** Aim A **
Reproduce the passage of the film entry that begins at the words "- Theatrical release" and stops after the words "Gusev (CG Supervisor)".
** Aim B **
According to the film entry, who wrote the music for V2. Escape from Hell?
═══ Page extract ═══
- Theatrical release poster
- Directed by: Timur Bekmambetov; Sergei Trofimov;
- Written by: Maxim Budarin; George Selegey; Konstantin Galdaev; Ilgiz Zainiev; Alexander Devyataev (Creative consultant);
- Based on: Escape from Hell by Mikhail Devyatayev
- Produced by: Timur Bekmambetov; Igor Mishin (ru); Igor Ugolnikov (ru); Evgenia Aronova; Timur Asadov;
- Starring: Thure Riefenstein; Pavel Priluchny; Darya Zlatopolskaya; Pavel Chinarev; Evgeny Serzin; Dmitry Lysenkov; Timofey Tribuntsev; Patrick Joswig;
- Cinematography: Elena Ivanova
- Music by: Yuri Poteyenko
- Animation by: Alexey Gusev (CG Supervisor)
- Layouts by: Eldar Karkhalev (Production designer); Sergey Struchev;
- Production companies: Bazelevs Company; Columbia Pictures;
- Distributed by: Sony Pictures Releasing
- Release dates: 22 April 2021 (Moscow International Film Festival); 29 April 2021 (Russia);
- Running time: 118 minutes
- Country: Russia
- Language: Russian
- Budget: $10 million

= V2. Escape from Hell =

2021 Russian war film

V2. Escape from Hell (Девятаев) is a 2021 Russian prison action thriller war biopic film directed by Timur Bekmambetov. The film stars Thure Riefenstein, Pavel Priluchny, Pavel Chinarev and Darya Zlatopolskaya. Based on a true story, portions of Soviet Mikhail Devyatayev's autobiography form the basis of a World War II film produced by Bazelevs Company. The film is the first large-scale vertical format film featuring dynamic aerial combat. Mikhail Devyatayev enrolled at the Soviet Air Forces to fight in the Great Patriotic War. In July 1944, while on a sortie for the 1st Ukrainian Front, his plane was shot down and he was captured by the Wehrmacht. In the most difficult conditions, Devyatayev managed to develop and implement an escape plan from Hitler's heavily guarded Usedom prison, which used prisoners to build the V-2 rocket. The film had a wide release on 29 April 2021.

==Plot==
Summer 1944. The Soviet troops are on the offensive, but the enemy remains formidable. During a battle with German fighters, Soviet pilot Mikhail Devyatayev is shot down over enemy territory and is captured. Now he faces a choice: die in a concentration camp or return to the skies—albeit on the Germans' side. The pilot chooses a third option: escape. But how can one hijack a plane from a heavily guarded military base where the Nazis are developing retribution weapons capable of altering the war's outcome at the eleventh hour? The film is based on real events—the story of Mikhail Devyatayev, Hero of the Soviet Union, who made a daring escape from a German concentration camp.
═══ Record set ═══
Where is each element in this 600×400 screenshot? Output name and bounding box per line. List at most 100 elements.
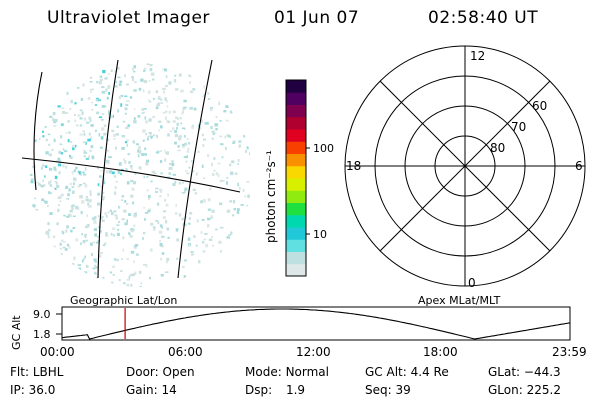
emission-speck — [211, 130, 215, 133]
emission-speck — [220, 143, 224, 145]
emission-speck — [75, 205, 78, 210]
emission-speck — [49, 167, 53, 171]
emission-speck — [226, 181, 228, 185]
emission-speck — [134, 173, 137, 175]
emission-speck — [188, 222, 191, 225]
emission-speck — [128, 231, 131, 234]
emission-speck — [72, 145, 75, 147]
emission-speck — [168, 81, 172, 85]
emission-speck — [117, 76, 121, 79]
emission-speck — [110, 232, 113, 236]
emission-speck — [102, 113, 105, 115]
emission-speck — [98, 99, 102, 102]
emission-speck — [112, 227, 116, 230]
emission-speck — [121, 195, 125, 198]
emission-speck — [124, 107, 128, 111]
emission-speck — [200, 200, 204, 204]
emission-speck — [95, 98, 98, 102]
emission-speck — [60, 135, 63, 139]
emission-speck — [148, 208, 151, 211]
emission-speck — [130, 168, 133, 170]
emission-speck — [165, 75, 168, 79]
emission-speck — [41, 164, 45, 167]
emission-speck — [134, 271, 137, 275]
emission-speck — [77, 170, 80, 173]
emission-speck — [57, 196, 60, 199]
emission-speck — [48, 143, 51, 146]
emission-speck — [142, 237, 144, 240]
emission-speck — [126, 257, 129, 261]
emission-speck — [90, 242, 93, 246]
emission-speck — [117, 109, 119, 113]
lat-label-80: 80 — [490, 141, 505, 155]
emission-speck — [106, 214, 108, 218]
mode-value: Normal — [285, 365, 329, 379]
emission-speck — [53, 166, 56, 171]
emission-speck — [122, 236, 125, 240]
emission-speck — [207, 208, 211, 211]
emission-speck — [69, 156, 73, 159]
colorbar-unit-label: photon cm⁻²s⁻¹ — [264, 150, 278, 243]
emission-speck — [102, 196, 106, 199]
emission-speck — [159, 190, 162, 193]
emission-speck — [221, 180, 225, 182]
emission-speck — [161, 226, 163, 229]
emission-speck — [96, 241, 99, 244]
emission-speck — [77, 185, 81, 188]
emission-speck — [65, 229, 68, 233]
emission-speck — [118, 162, 122, 166]
emission-speck — [233, 208, 236, 211]
emission-speck — [182, 182, 184, 184]
colorbar-cell — [286, 116, 306, 130]
emission-speck — [152, 78, 155, 81]
dsp-value: 1.9 — [285, 383, 306, 397]
emission-speck — [70, 229, 73, 233]
emission-speck — [98, 133, 101, 137]
emission-speck — [131, 188, 135, 191]
emission-speck — [83, 155, 86, 158]
emission-speck — [147, 135, 152, 138]
emission-speck — [116, 232, 120, 237]
emission-speck — [49, 115, 53, 118]
emission-speck — [41, 198, 45, 202]
emission-speck — [130, 194, 134, 198]
emission-speck — [203, 177, 205, 179]
emission-speck — [58, 150, 62, 154]
emission-speck — [90, 145, 94, 149]
emission-speck — [219, 202, 223, 206]
emission-speck — [128, 161, 131, 164]
emission-speck — [35, 181, 38, 184]
emission-speck — [111, 281, 114, 284]
emission-speck — [192, 124, 194, 127]
emission-speck — [161, 252, 165, 255]
emission-speck — [165, 219, 167, 224]
emission-speck — [156, 202, 160, 206]
emission-speck — [237, 182, 239, 187]
left-grid-label: Geographic Lat/Lon — [70, 294, 177, 307]
emission-speck — [184, 259, 187, 262]
emission-speck — [89, 199, 92, 203]
emission-speck — [176, 257, 178, 260]
emission-speck — [99, 81, 102, 85]
emission-speck — [87, 223, 90, 227]
emission-speck — [166, 120, 169, 123]
emission-speck — [203, 138, 206, 141]
emission-speck — [166, 99, 168, 103]
emission-speck — [124, 112, 127, 115]
emission-speck — [225, 177, 229, 179]
emission-speck — [167, 193, 169, 197]
emission-speck — [139, 285, 142, 287]
emission-speck — [66, 225, 69, 229]
seq-label: Seq: — [365, 383, 392, 397]
emission-speck — [65, 215, 68, 218]
emission-speck — [186, 172, 190, 175]
emission-speck — [69, 155, 71, 157]
emission-speck — [142, 139, 145, 142]
emission-speck — [132, 67, 134, 71]
emission-speck — [108, 156, 112, 159]
emission-speck — [213, 157, 216, 160]
emission-speck — [67, 120, 70, 123]
emission-speck — [110, 114, 114, 118]
emission-speck — [127, 124, 131, 127]
emission-speck — [202, 95, 204, 98]
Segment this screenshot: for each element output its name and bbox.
═══
** Complete answer A **
- Theatrical release poster
- Directed by: Timur Bekmambetov; Sergei Trofimov;
- Written by: Maxim Budarin; George Selegey; Konstantin Galdaev; Ilgiz Zainiev; Alexander Devyataev (Creative consultant);
- Based on: Escape from Hell by Mikhail Devyatayev
- Produced by: Timur Bekmambetov; Igor Mishin (ru); Igor Ugolnikov (ru); Evgenia Aronova; Timur Asadov;
- Starring: Thure Riefenstein; Pavel Priluchny; Darya Zlatopolskaya; Pavel Chinarev; Evgeny Serzin; Dmitry Lysenkov; Timofey Tribuntsev; Patrick Joswig;
- Cinematography: Elena Ivanova
- Music by: Yuri Poteyenko
- Animation by: Alexey Gusev (CG Supervisor)

** Complete answer B **
Yuri Poteyenko